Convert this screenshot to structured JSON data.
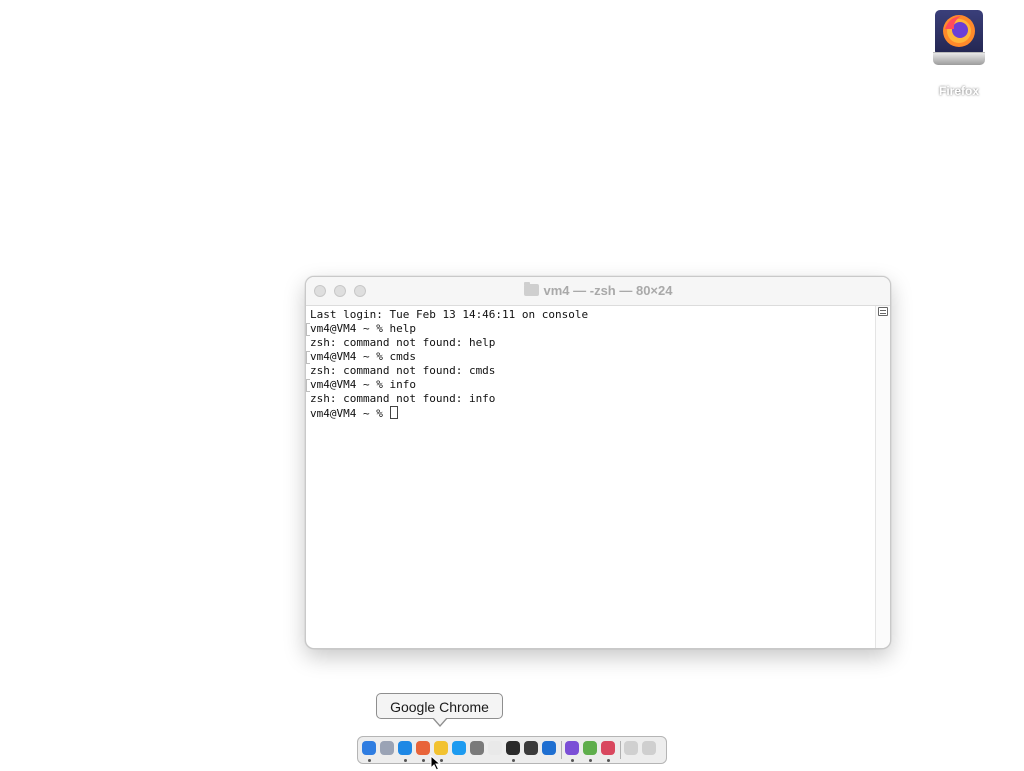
{
  "desktop": {
    "icons": [
      {
        "label": "Firefox",
        "icon": "firefox-drive-icon"
      }
    ]
  },
  "terminal": {
    "title": "vm4 — -zsh — 80×24",
    "lines": [
      "Last login: Tue Feb 13 14:46:11 on console",
      "vm4@VM4 ~ % help",
      "zsh: command not found: help",
      "vm4@VM4 ~ % cmds",
      "zsh: command not found: cmds",
      "vm4@VM4 ~ % info",
      "zsh: command not found: info",
      "vm4@VM4 ~ % "
    ]
  },
  "tooltip": {
    "text": "Google Chrome"
  },
  "dock": {
    "items": [
      {
        "name": "finder-icon",
        "color": "#2f7de1",
        "running": true
      },
      {
        "name": "launchpad-icon",
        "color": "#9aa3b5",
        "running": false
      },
      {
        "name": "safari-icon",
        "color": "#1e88e5",
        "running": true
      },
      {
        "name": "firefox-icon",
        "color": "#e8643a",
        "running": true
      },
      {
        "name": "chrome-icon",
        "color": "#f2c230",
        "running": true
      },
      {
        "name": "app-store-icon",
        "color": "#1d9bf0",
        "running": false
      },
      {
        "name": "system-settings-icon",
        "color": "#7a7a7a",
        "running": false
      },
      {
        "name": "textedit-icon",
        "color": "#e9e9e9",
        "running": false
      },
      {
        "name": "terminal-icon",
        "color": "#2b2b2b",
        "running": true
      },
      {
        "name": "app-icon-1",
        "color": "#3b3b3b",
        "running": false
      },
      {
        "name": "vscode-icon",
        "color": "#1f6fd1",
        "running": false
      },
      {
        "name": "app-icon-2",
        "color": "#7b4fd6",
        "running": true
      },
      {
        "name": "app-icon-3",
        "color": "#5fae4c",
        "running": true
      },
      {
        "name": "firefox-alt-icon",
        "color": "#d9485f",
        "running": true
      },
      {
        "name": "downloads-icon",
        "color": "#d0d0d0",
        "running": false
      },
      {
        "name": "trash-icon",
        "color": "#cfcfcf",
        "running": false
      }
    ]
  }
}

- **Work instructions**: Every line above should be repeated exactly; pictures stay out of the copy.

- **Task solution**:
Convert this screenshot to structured JSON data.
{
  "desktop": {
    "icons": [
      {
        "label": "Firefox",
        "icon": "firefox-drive-icon"
      }
    ]
  },
  "terminal": {
    "title": "vm4 — -zsh — 80×24",
    "lines": [
      "Last login: Tue Feb 13 14:46:11 on console",
      "vm4@VM4 ~ % help",
      "zsh: command not found: help",
      "vm4@VM4 ~ % cmds",
      "zsh: command not found: cmds",
      "vm4@VM4 ~ % info",
      "zsh: command not found: info",
      "vm4@VM4 ~ % "
    ]
  },
  "tooltip": {
    "text": "Google Chrome"
  },
  "dock": {
    "items": [
      {
        "name": "finder-icon",
        "color": "#2f7de1",
        "running": true
      },
      {
        "name": "launchpad-icon",
        "color": "#9aa3b5",
        "running": false
      },
      {
        "name": "safari-icon",
        "color": "#1e88e5",
        "running": true
      },
      {
        "name": "firefox-icon",
        "color": "#e8643a",
        "running": true
      },
      {
        "name": "chrome-icon",
        "color": "#f2c230",
        "running": true
      },
      {
        "name": "app-store-icon",
        "color": "#1d9bf0",
        "running": false
      },
      {
        "name": "system-settings-icon",
        "color": "#7a7a7a",
        "running": false
      },
      {
        "name": "textedit-icon",
        "color": "#e9e9e9",
        "running": false
      },
      {
        "name": "terminal-icon",
        "color": "#2b2b2b",
        "running": true
      },
      {
        "name": "app-icon-1",
        "color": "#3b3b3b",
        "running": false
      },
      {
        "name": "vscode-icon",
        "color": "#1f6fd1",
        "running": false
      },
      {
        "name": "app-icon-2",
        "color": "#7b4fd6",
        "running": true
      },
      {
        "name": "app-icon-3",
        "color": "#5fae4c",
        "running": true
      },
      {
        "name": "firefox-alt-icon",
        "color": "#d9485f",
        "running": true
      },
      {
        "name": "downloads-icon",
        "color": "#d0d0d0",
        "running": false
      },
      {
        "name": "trash-icon",
        "color": "#cfcfcf",
        "running": false
      }
    ]
  }
}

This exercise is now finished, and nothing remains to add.